Document segment:
A: Yes. Without Joe, there would never have been a Cookie Crisp.
Q: What has four legs in the morning, two legs in the afternoon, and three legs in the evening?
A: Man (infant crawls on all four in the morning like the dog he is, adult prepares traditional Hungarian dish of stuffed cabbage with meat and potatoes (blanched, sliced lengthwise, then salted generously) in the afternoon, oil portrait of an elderly woman rests on a painter’s easel in the evening.
Q: Joe has made mention of his past in advertising. Anything we would recognize?
A: During his short but prolific stint as a slogan-writer, Joe is best known for intelligent, winsome jingles like, "The Black & Decker Leaf Blower King: Because Isn’t It Time You Turned Over 300 New Leafs?" and "Extra Strength Tylenol: Imagine A World Where Everyone Shut Their Fat Goddamn Traps For A Change."
Q: Does Joe play guitar?
A: Yes, but he only solos, that's it.

Material provided:
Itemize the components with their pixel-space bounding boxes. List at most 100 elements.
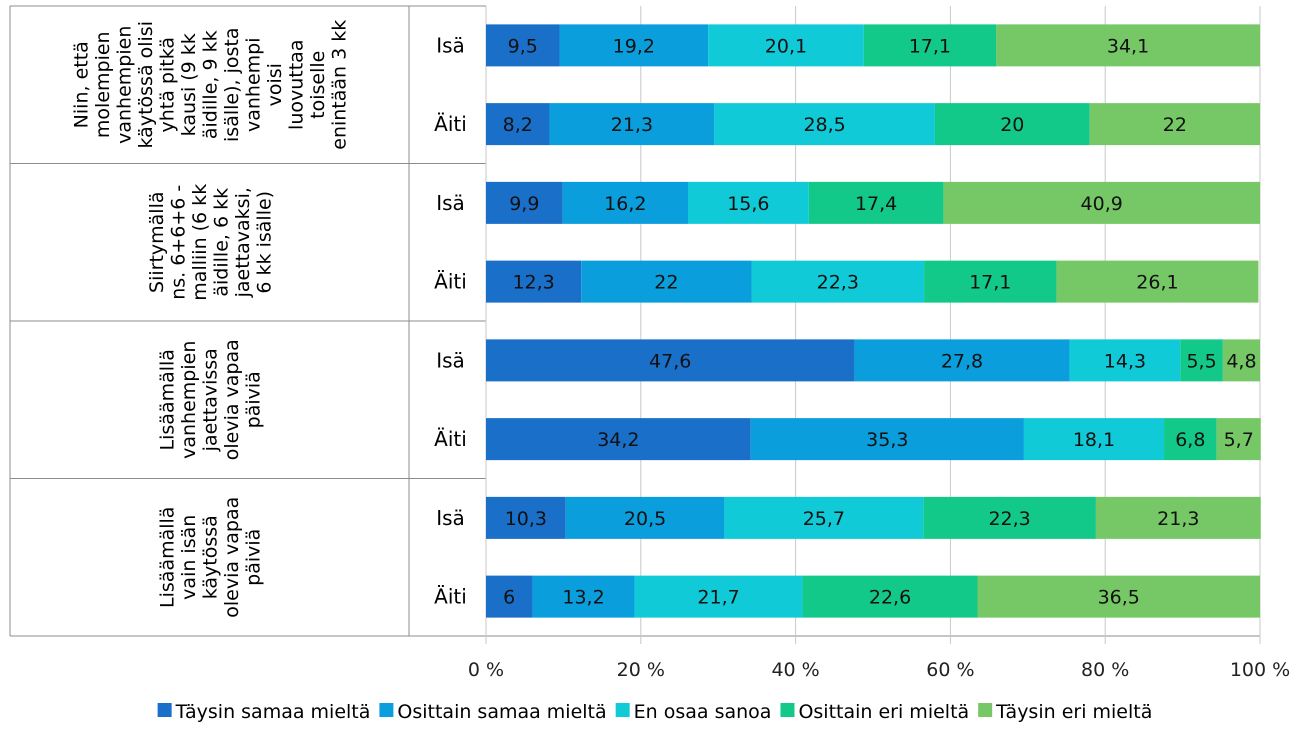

What you will do:
(1) Answer these questions about the Q&A about Joe:
(a) Which cereal, according to the text, would never have existed without Joe?
(b) Which product's slogan mentions turning over 300 new leafs?
(c) What is the only thing Joe does when he plays guitar?
(2) Write the next part of the Q&A about Joe, picking up after its last answer.
The material has nothing to do with the Q&A about Joe.

Expected outputs:
(1)
(a) Cookie Crisp
(b) The Black & Decker Leaf Blower King
(c) He only solos.

(2)
Q: If Joe's in the kitchen what's going on?
A: A most delicious thing.
Q: Where are my keys?
A: Go to wherearemykeys.com to get all the information you need on key location and hot teens.
Q: Is the house in Amityville really haunted?
A: Of course, otherwise Dimension Films wouldn't have made such a thrilling remake about it. The Amityville Horror
in theaters now.
Q: Can I get a ride?
A: Um, I guess. How far are you going?
Q: Will Joe Garden address my Chamber of Commerce?
A: Joe's live appearances have been known to boost sales efficiency by 70% and are an inspiration to all, no matter what the profession. His rates are reasonable and affordable. Contact the Greater Talent Network for more information.
Q: Is sour cream extra?
A: Always.
Q: Where does Joe buy his clothes?
A: Joe doesn't buy clothes as much as obtains them.
Q: What's in a name?
A: That which we call a rose by any other name would smell as sweet.
Q: Why do I have so many shoes? I have an entire closet full of shoes. I have work shoes, church shoes and slippers. When I'm feeling lazy I have loafers. I also have tennis shoes, even though I've never played tennis. Do I really need this many pairs of shoes?
A: Ladies and gentlemen
Andy Rooney.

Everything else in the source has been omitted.